> **Task to carry out**:
All records must be quoted exactly. Omit the pictures.

# Start of Listed records

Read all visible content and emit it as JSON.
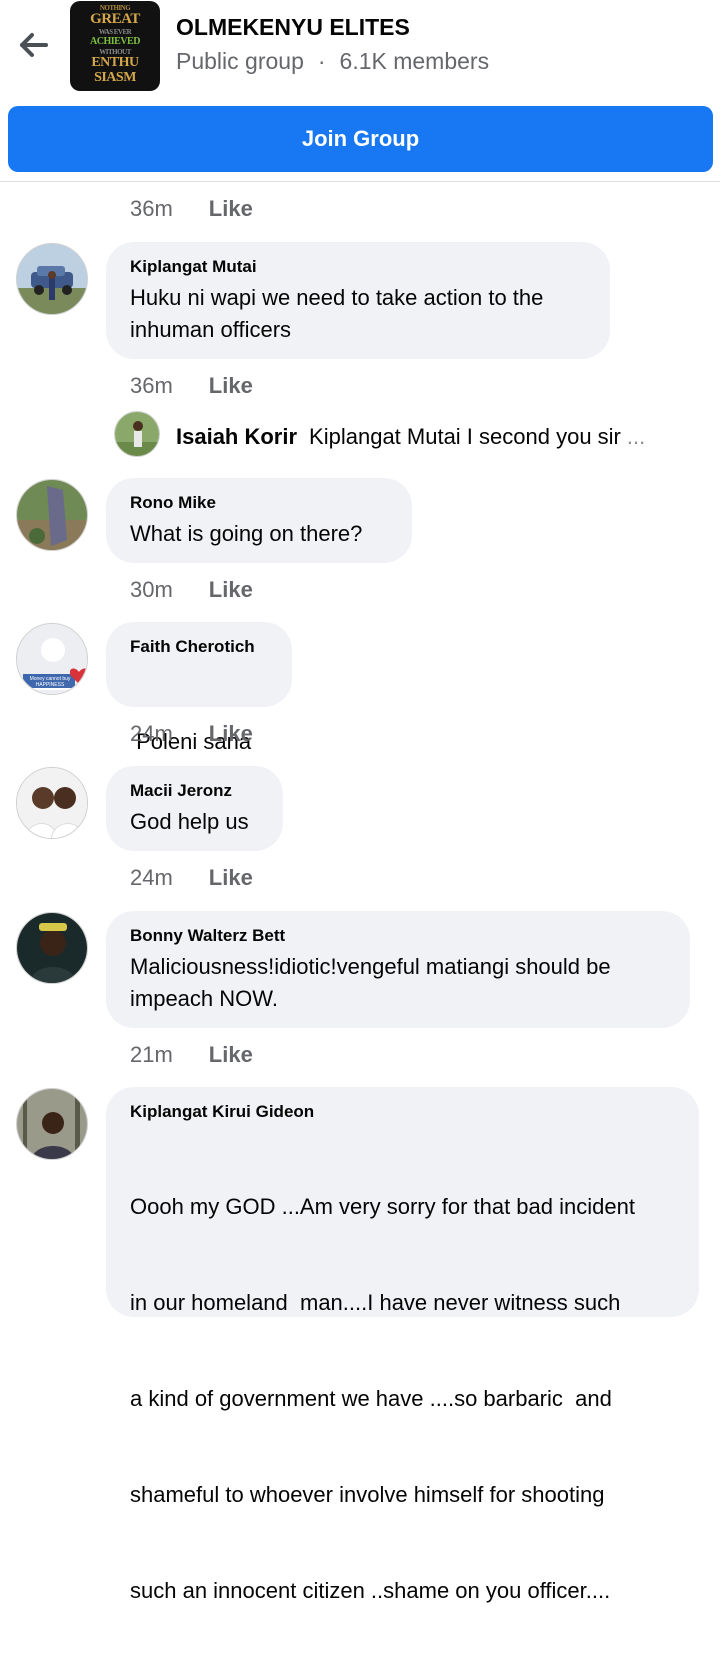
{
  "header": {
    "back_icon": "arrow-left-icon",
    "group_name": "OLMEKENYU ELITES",
    "privacy": "Public group",
    "separator": "·",
    "members": "6.1K members",
    "thumbnail_text": [
      "NOTHING",
      "GREAT",
      "WAS EVER",
      "ACHIEVED",
      "WITHOUT",
      "ENTHU",
      "SIASM"
    ]
  },
  "join_button": {
    "label": "Join Group",
    "color": "#1877f2"
  },
  "like_label": "Like",
  "top_meta": {
    "time": "36m"
  },
  "comments": [
    {
      "author": "Kiplangat Mutai",
      "lines": [
        "Huku ni wapi we need to take action to the",
        "inhuman officers"
      ],
      "time": "36m"
    },
    {
      "author": "Rono Mike",
      "lines": [
        "What is going on there?"
      ],
      "time": "30m"
    },
    {
      "author": "Faith Cherotich",
      "lines": [
        " Poleni sana"
      ],
      "time": "24m"
    },
    {
      "author": "Macii Jeronz",
      "lines": [
        "God help us"
      ],
      "time": "24m"
    },
    {
      "author": "Bonny Walterz Bett",
      "lines": [
        "Maliciousness!idiotic!vengeful matiangi should be",
        "impeach NOW."
      ],
      "time": "21m"
    },
    {
      "author": "Kiplangat Kirui Gideon",
      "lines": [
        "Oooh my GOD ...Am very sorry for that bad incident",
        "in our homeland  man....I have never witness such",
        "a kind of government we have ....so barbaric  and",
        "shameful to whoever involve himself for shooting",
        "such an innocent citizen ..shame on you officer...."
      ]
    }
  ],
  "reply": {
    "author": "Isaiah Korir",
    "text": "Kiplangat Mutai I second you sir",
    "ellipsis": "..."
  },
  "faith_avatar_caption": "Money cannot buy HAPPINESS"
}
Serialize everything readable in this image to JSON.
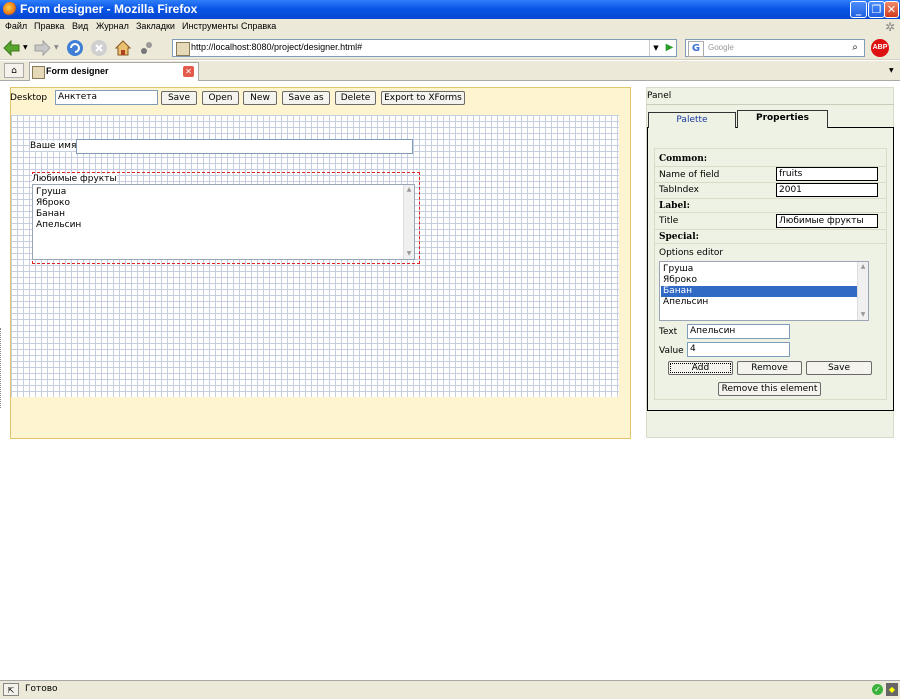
{
  "window": {
    "title": "Form designer - Mozilla Firefox"
  },
  "menu": [
    "Файл",
    "Правка",
    "Вид",
    "Журнал",
    "Закладки",
    "Инструменты",
    "Справка"
  ],
  "nav": {
    "url": "http://localhost:8080/project/designer.html#",
    "search_placeholder": "Google",
    "search_engine_icon": "G",
    "adblock_label": "ABP"
  },
  "tabs": [
    {
      "title": "Form designer"
    }
  ],
  "toolbar": {
    "desktop_label": "Desktop",
    "form_name": "Анктета",
    "buttons": [
      "Save",
      "Open",
      "New",
      "Save as",
      "Delete",
      "Export to XForms"
    ]
  },
  "canvas": {
    "name_field_label": "Ваше имя",
    "list_label": "Любимые фрукты",
    "list_options": [
      "Груша",
      "Яброко",
      "Банан",
      "Апельсин"
    ]
  },
  "panel": {
    "title": "Panel",
    "tabs": {
      "palette": "Palette",
      "properties": "Properties"
    },
    "common_header": "Common:",
    "name_of_field_label": "Name of field",
    "name_of_field_value": "fruits",
    "tabindex_label": "TabIndex",
    "tabindex_value": "2001",
    "label_header": "Label:",
    "title_label": "Title",
    "title_value": "Любимые фрукты",
    "special_header": "Special:",
    "options_editor_label": "Options editor",
    "options": [
      "Груша",
      "Яброко",
      "Банан",
      "Апельсин"
    ],
    "selected_option": "Банан",
    "text_label": "Text",
    "text_value": "Апельсин",
    "value_label": "Value",
    "value_value": "4",
    "buttons": {
      "add": "Add",
      "remove": "Remove",
      "save": "Save",
      "remove_element": "Remove this element"
    }
  },
  "status": {
    "text": "Готово"
  }
}
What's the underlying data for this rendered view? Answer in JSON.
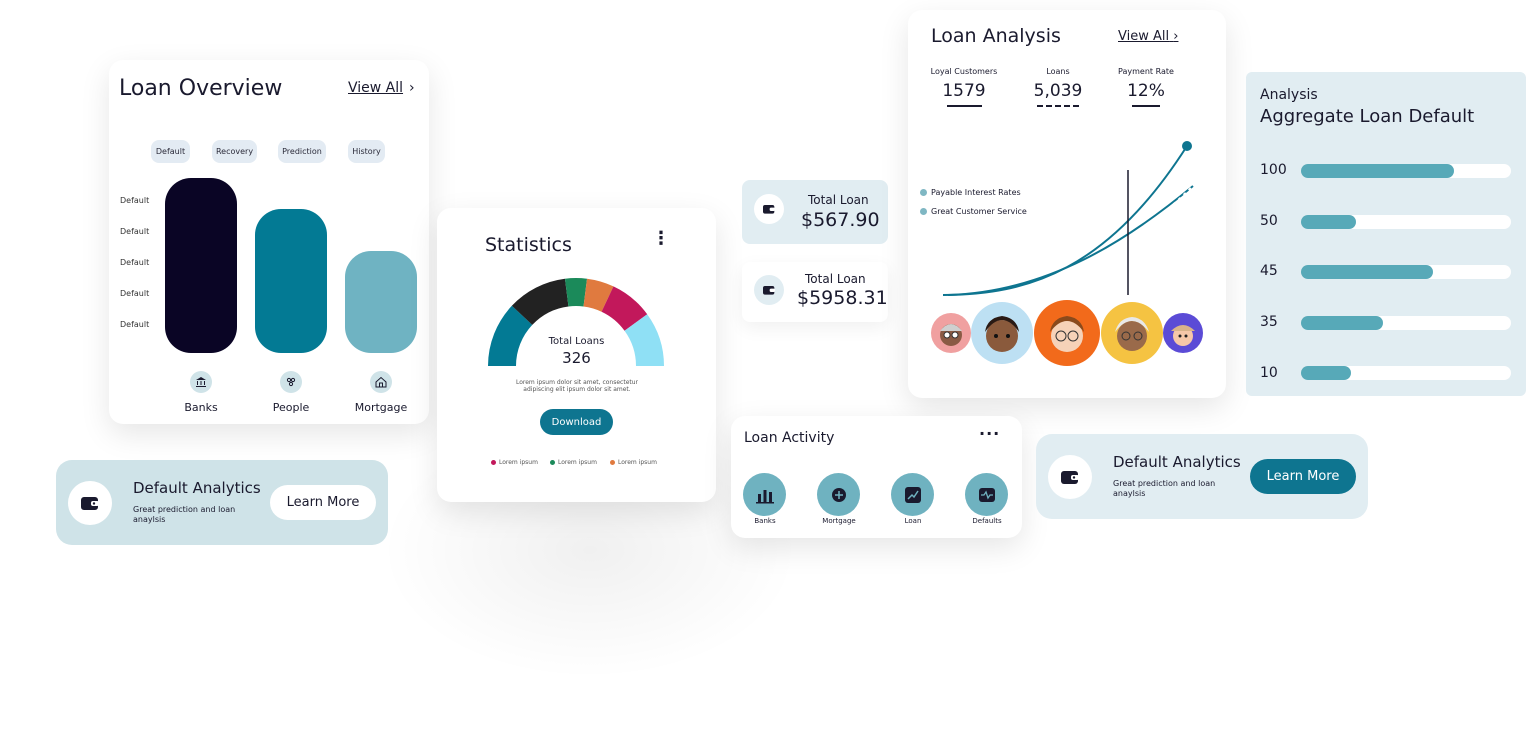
{
  "colors": {
    "navy": "#0a0525",
    "teal": "#037a94",
    "light_teal": "#6fb3c2",
    "pale": "#cfe3e8",
    "button_teal": "#0e7590"
  },
  "overview": {
    "title": "Loan Overview",
    "view_all": "View All",
    "tabs": [
      "Default",
      "Recovery",
      "Prediction",
      "History"
    ],
    "y_labels": [
      "Default",
      "Default",
      "Default",
      "Default",
      "Default"
    ],
    "bars": [
      {
        "label": "Banks",
        "icon": "bank-icon",
        "value": 1.0,
        "color": "#0a0525"
      },
      {
        "label": "People",
        "icon": "people-icon",
        "value": 0.82,
        "color": "#037a94"
      },
      {
        "label": "Mortgage",
        "icon": "house-icon",
        "value": 0.58,
        "color": "#6fb3c2"
      }
    ]
  },
  "default_analytics_left": {
    "title": "Default Analytics",
    "subtitle": "Great prediction and loan anaylsis",
    "button": "Learn More",
    "icon": "wallet-icon"
  },
  "statistics": {
    "title": "Statistics",
    "menu_icon": "more-vertical-icon",
    "center_label": "Total Loans",
    "center_value": "326",
    "description": "Lorem ipsum dolor sit amet, consectetur adipiscing elit ipsum dolor sit amet.",
    "download_button": "Download",
    "legend": [
      {
        "label": "Lorem ipsum",
        "color": "#c2185b"
      },
      {
        "label": "Lorem ipsum",
        "color": "#1b8a5a"
      },
      {
        "label": "Lorem ipsum",
        "color": "#e07a3f"
      }
    ],
    "segments": [
      {
        "color": "#037a94",
        "value": 24
      },
      {
        "color": "#222222",
        "value": 22
      },
      {
        "color": "#1b8a5a",
        "value": 8
      },
      {
        "color": "#e07a3f",
        "value": 10
      },
      {
        "color": "#c2185b",
        "value": 16
      },
      {
        "color": "#8fe0f5",
        "value": 20
      }
    ]
  },
  "total_loan_1": {
    "label": "Total Loan",
    "value": "$567.90",
    "icon": "wallet-icon"
  },
  "total_loan_2": {
    "label": "Total Loan",
    "value": "$5958.31",
    "icon": "wallet-icon"
  },
  "analysis": {
    "title": "Loan Analysis",
    "view_all": "View All",
    "stats": [
      {
        "label": "Loyal Customers",
        "value": "1579"
      },
      {
        "label": "Loans",
        "value": "5,039"
      },
      {
        "label": "Payment Rate",
        "value": "12%"
      }
    ],
    "legend": [
      "Payable Interest Rates",
      "Great Customer Service"
    ],
    "avatar_colors": [
      "#f0a0a0",
      "#bde0f3",
      "#f26a1b",
      "#f5c342",
      "#5b4bd6"
    ]
  },
  "activity": {
    "title": "Loan Activity",
    "menu_icon": "more-horizontal-icon",
    "items": [
      {
        "label": "Banks",
        "icon": "bar-chart-icon"
      },
      {
        "label": "Mortgage",
        "icon": "coin-icon"
      },
      {
        "label": "Loan",
        "icon": "trend-up-icon"
      },
      {
        "label": "Defaults",
        "icon": "pulse-icon"
      }
    ]
  },
  "default_analytics_right": {
    "title": "Default Analytics",
    "subtitle": "Great prediction and loan anaylsis",
    "button": "Learn More",
    "icon": "wallet-icon"
  },
  "aggregate": {
    "subtitle": "Analysis",
    "title": "Aggregate Loan Default",
    "rows": [
      {
        "label": "100",
        "fill": 0.73
      },
      {
        "label": "50",
        "fill": 0.26
      },
      {
        "label": "45",
        "fill": 0.63
      },
      {
        "label": "35",
        "fill": 0.39
      },
      {
        "label": "10",
        "fill": 0.24
      }
    ]
  }
}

# End of Listed records

> **Task answer**:
Read all visible content and emit it as JSON.
{
  "header": {
    "back_icon": "arrow-left-icon",
    "group_name": "OLMEKENYU ELITES",
    "privacy": "Public group",
    "separator": "·",
    "members": "6.1K members",
    "thumbnail_text": [
      "NOTHING",
      "GREAT",
      "WAS EVER",
      "ACHIEVED",
      "WITHOUT",
      "ENTHU",
      "SIASM"
    ]
  },
  "join_button": {
    "label": "Join Group",
    "color": "#1877f2"
  },
  "like_label": "Like",
  "top_meta": {
    "time": "36m"
  },
  "comments": [
    {
      "author": "Kiplangat Mutai",
      "lines": [
        "Huku ni wapi we need to take action to the",
        "inhuman officers"
      ],
      "time": "36m"
    },
    {
      "author": "Rono Mike",
      "lines": [
        "What is going on there?"
      ],
      "time": "30m"
    },
    {
      "author": "Faith Cherotich",
      "lines": [
        " Poleni sana"
      ],
      "time": "24m"
    },
    {
      "author": "Macii Jeronz",
      "lines": [
        "God help us"
      ],
      "time": "24m"
    },
    {
      "author": "Bonny Walterz Bett",
      "lines": [
        "Maliciousness!idiotic!vengeful matiangi should be",
        "impeach NOW."
      ],
      "time": "21m"
    },
    {
      "author": "Kiplangat Kirui Gideon",
      "lines": [
        "Oooh my GOD ...Am very sorry for that bad incident",
        "in our homeland  man....I have never witness such",
        "a kind of government we have ....so barbaric  and",
        "shameful to whoever involve himself for shooting",
        "such an innocent citizen ..shame on you officer...."
      ]
    }
  ],
  "reply": {
    "author": "Isaiah Korir",
    "text": "Kiplangat Mutai I second you sir",
    "ellipsis": "..."
  },
  "faith_avatar_caption": "Money cannot buy HAPPINESS"
}
Serialize everything readable in this image to JSON.
{
  "window": {
    "title": "Form designer - Mozilla Firefox"
  },
  "menu": [
    "Файл",
    "Правка",
    "Вид",
    "Журнал",
    "Закладки",
    "Инструменты",
    "Справка"
  ],
  "nav": {
    "url": "http://localhost:8080/project/designer.html#",
    "search_placeholder": "Google",
    "search_engine_icon": "G",
    "adblock_label": "ABP"
  },
  "tabs": [
    {
      "title": "Form designer"
    }
  ],
  "toolbar": {
    "desktop_label": "Desktop",
    "form_name": "Анктета",
    "buttons": [
      "Save",
      "Open",
      "New",
      "Save as",
      "Delete",
      "Export to XForms"
    ]
  },
  "canvas": {
    "name_field_label": "Ваше имя",
    "list_label": "Любимые фрукты",
    "list_options": [
      "Груша",
      "Яброко",
      "Банан",
      "Апельсин"
    ]
  },
  "panel": {
    "title": "Panel",
    "tabs": {
      "palette": "Palette",
      "properties": "Properties"
    },
    "common_header": "Common:",
    "name_of_field_label": "Name of field",
    "name_of_field_value": "fruits",
    "tabindex_label": "TabIndex",
    "tabindex_value": "2001",
    "label_header": "Label:",
    "title_label": "Title",
    "title_value": "Любимые фрукты",
    "special_header": "Special:",
    "options_editor_label": "Options editor",
    "options": [
      "Груша",
      "Яброко",
      "Банан",
      "Апельсин"
    ],
    "selected_option": "Банан",
    "text_label": "Text",
    "text_value": "Апельсин",
    "value_label": "Value",
    "value_value": "4",
    "buttons": {
      "add": "Add",
      "remove": "Remove",
      "save": "Save",
      "remove_element": "Remove this element"
    }
  },
  "status": {
    "text": "Готово"
  }
}
What's the underlying data for this rendered view? Answer in JSON.
{
  "colors": {
    "navy": "#0a0525",
    "teal": "#037a94",
    "light_teal": "#6fb3c2",
    "pale": "#cfe3e8",
    "button_teal": "#0e7590"
  },
  "overview": {
    "title": "Loan Overview",
    "view_all": "View All",
    "tabs": [
      "Default",
      "Recovery",
      "Prediction",
      "History"
    ],
    "y_labels": [
      "Default",
      "Default",
      "Default",
      "Default",
      "Default"
    ],
    "bars": [
      {
        "label": "Banks",
        "icon": "bank-icon",
        "value": 1.0,
        "color": "#0a0525"
      },
      {
        "label": "People",
        "icon": "people-icon",
        "value": 0.82,
        "color": "#037a94"
      },
      {
        "label": "Mortgage",
        "icon": "house-icon",
        "value": 0.58,
        "color": "#6fb3c2"
      }
    ]
  },
  "default_analytics_left": {
    "title": "Default Analytics",
    "subtitle": "Great prediction and loan anaylsis",
    "button": "Learn More",
    "icon": "wallet-icon"
  },
  "statistics": {
    "title": "Statistics",
    "menu_icon": "more-vertical-icon",
    "center_label": "Total Loans",
    "center_value": "326",
    "description": "Lorem ipsum dolor sit amet, consectetur adipiscing elit ipsum dolor sit amet.",
    "download_button": "Download",
    "legend": [
      {
        "label": "Lorem ipsum",
        "color": "#c2185b"
      },
      {
        "label": "Lorem ipsum",
        "color": "#1b8a5a"
      },
      {
        "label": "Lorem ipsum",
        "color": "#e07a3f"
      }
    ],
    "segments": [
      {
        "color": "#037a94",
        "value": 24
      },
      {
        "color": "#222222",
        "value": 22
      },
      {
        "color": "#1b8a5a",
        "value": 8
      },
      {
        "color": "#e07a3f",
        "value": 10
      },
      {
        "color": "#c2185b",
        "value": 16
      },
      {
        "color": "#8fe0f5",
        "value": 20
      }
    ]
  },
  "total_loan_1": {
    "label": "Total Loan",
    "value": "$567.90",
    "icon": "wallet-icon"
  },
  "total_loan_2": {
    "label": "Total Loan",
    "value": "$5958.31",
    "icon": "wallet-icon"
  },
  "analysis": {
    "title": "Loan Analysis",
    "view_all": "View All",
    "stats": [
      {
        "label": "Loyal Customers",
        "value": "1579"
      },
      {
        "label": "Loans",
        "value": "5,039"
      },
      {
        "label": "Payment Rate",
        "value": "12%"
      }
    ],
    "legend": [
      "Payable Interest Rates",
      "Great Customer Service"
    ],
    "avatar_colors": [
      "#f0a0a0",
      "#bde0f3",
      "#f26a1b",
      "#f5c342",
      "#5b4bd6"
    ]
  },
  "activity": {
    "title": "Loan Activity",
    "menu_icon": "more-horizontal-icon",
    "items": [
      {
        "label": "Banks",
        "icon": "bar-chart-icon"
      },
      {
        "label": "Mortgage",
        "icon": "coin-icon"
      },
      {
        "label": "Loan",
        "icon": "trend-up-icon"
      },
      {
        "label": "Defaults",
        "icon": "pulse-icon"
      }
    ]
  },
  "default_analytics_right": {
    "title": "Default Analytics",
    "subtitle": "Great prediction and loan anaylsis",
    "button": "Learn More",
    "icon": "wallet-icon"
  },
  "aggregate": {
    "subtitle": "Analysis",
    "title": "Aggregate Loan Default",
    "rows": [
      {
        "label": "100",
        "fill": 0.73
      },
      {
        "label": "50",
        "fill": 0.26
      },
      {
        "label": "45",
        "fill": 0.63
      },
      {
        "label": "35",
        "fill": 0.39
      },
      {
        "label": "10",
        "fill": 0.24
      }
    ]
  }
}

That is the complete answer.